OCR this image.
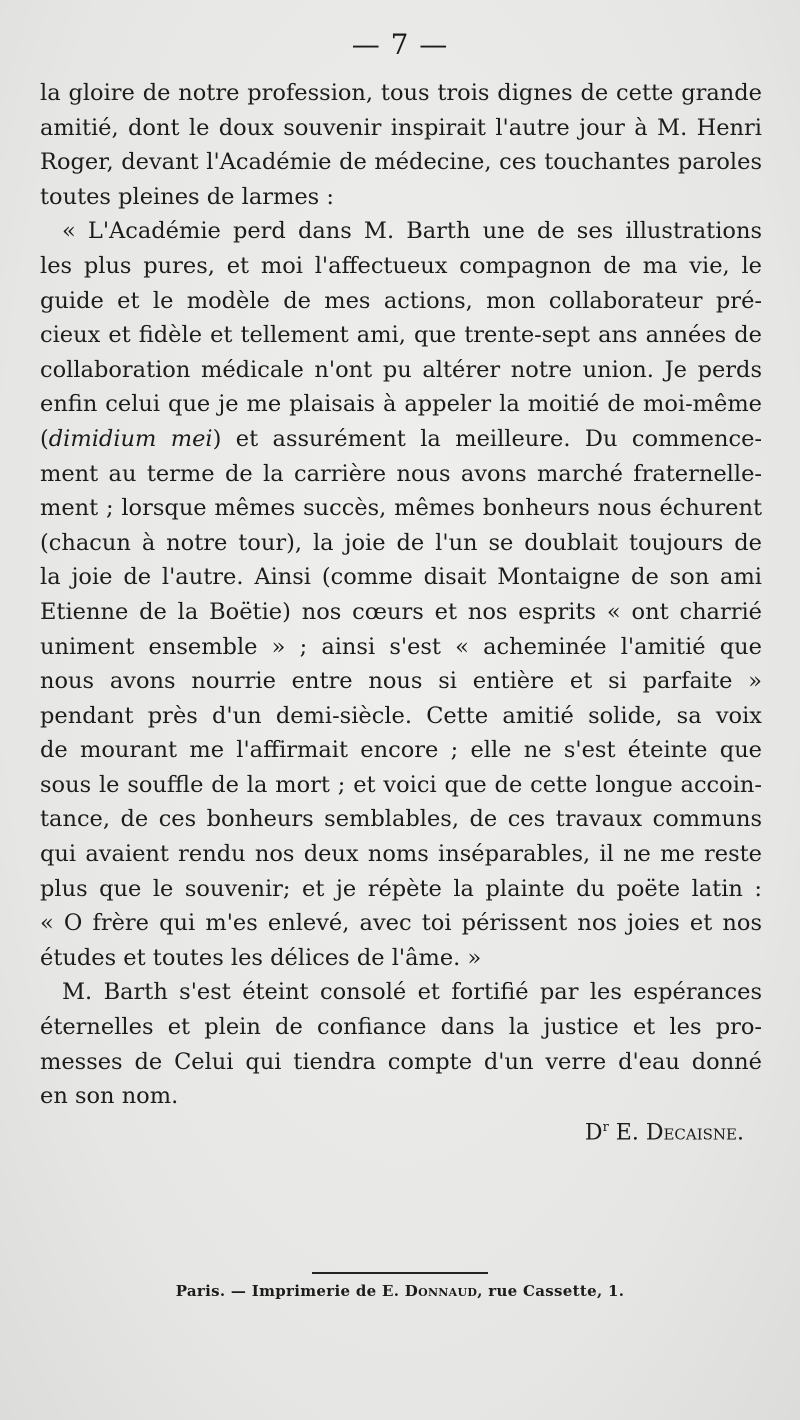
— 7 —
la gloire de notre profession, tous trois dignes de cette grande
amitié, dont le doux souvenir inspirait l'autre jour à M. Henri
Roger, devant l'Académie de médecine, ces touchantes paroles
toutes pleines de larmes :
« L'Académie perd dans M. Barth une de ses illustrations
les plus pures, et moi l'affectueux compagnon de ma vie, le
guide et le modèle de mes actions, mon collaborateur pré-
cieux et fidèle et tellement ami, que trente-sept ans années de
collaboration médicale n'ont pu altérer notre union. Je perds
enfin celui que je me plaisais à appeler la moitié de moi-même
(dimidium mei) et assurément la meilleure. Du commence-
ment au terme de la carrière nous avons marché fraternelle-
ment ; lorsque mêmes succès, mêmes bonheurs nous échurent
(chacun à notre tour), la joie de l'un se doublait toujours de
la joie de l'autre. Ainsi (comme disait Montaigne de son ami
Etienne de la Boëtie) nos cœurs et nos esprits « ont charrié
uniment ensemble » ; ainsi s'est « acheminée l'amitié que
nous avons nourrie entre nous si entière et si parfaite »
pendant près d'un demi-siècle. Cette amitié solide, sa voix
de mourant me l'affirmait encore ; elle ne s'est éteinte que
sous le souffle de la mort ; et voici que de cette longue accoin-
tance, de ces bonheurs semblables, de ces travaux communs
qui avaient rendu nos deux noms inséparables, il ne me reste
plus que le souvenir; et je répète la plainte du poëte latin :
« O frère qui m'es enlevé, avec toi périssent nos joies et nos
études et toutes les délices de l'âme. »
M. Barth s'est éteint consolé et fortifié par les espérances
éternelles et plein de confiance dans la justice et les pro-
messes de Celui qui tiendra compte d'un verre d'eau donné
en son nom.
$D^r$ E. Decaisne.
Paris. — Imprimerie de E. Donnaud, rue Cassette, 1.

> DIRECTIONS: Each record above should come back exactly the same, only without its pictures.

> EXERCISE ANSWER:
OCR this image.
— 7 —
la gloire de notre profession, tous trois dignes de cette grande
amitié, dont le doux souvenir inspirait l'autre jour à M. Henri
Roger, devant l'Académie de médecine, ces touchantes paroles
toutes pleines de larmes :
« L'Académie perd dans M. Barth une de ses illustrations
les plus pures, et moi l'affectueux compagnon de ma vie, le
guide et le modèle de mes actions, mon collaborateur pré-
cieux et fidèle et tellement ami, que trente-sept ans années de
collaboration médicale n'ont pu altérer notre union. Je perds
enfin celui que je me plaisais à appeler la moitié de moi-même
(dimidium mei) et assurément la meilleure. Du commence-
ment au terme de la carrière nous avons marché fraternelle-
ment ; lorsque mêmes succès, mêmes bonheurs nous échurent
(chacun à notre tour), la joie de l'un se doublait toujours de
la joie de l'autre. Ainsi (comme disait Montaigne de son ami
Etienne de la Boëtie) nos cœurs et nos esprits « ont charrié
uniment ensemble » ; ainsi s'est « acheminée l'amitié que
nous avons nourrie entre nous si entière et si parfaite »
pendant près d'un demi-siècle. Cette amitié solide, sa voix
de mourant me l'affirmait encore ; elle ne s'est éteinte que
sous le souffle de la mort ; et voici que de cette longue accoin-
tance, de ces bonheurs semblables, de ces travaux communs
qui avaient rendu nos deux noms inséparables, il ne me reste
plus que le souvenir; et je répète la plainte du poëte latin :
« O frère qui m'es enlevé, avec toi périssent nos joies et nos
études et toutes les délices de l'âme. »
M. Barth s'est éteint consolé et fortifié par les espérances
éternelles et plein de confiance dans la justice et les pro-
messes de Celui qui tiendra compte d'un verre d'eau donné
en son nom.
$D^r$ E. Decaisne.
Paris. — Imprimerie de E. Donnaud, rue Cassette, 1.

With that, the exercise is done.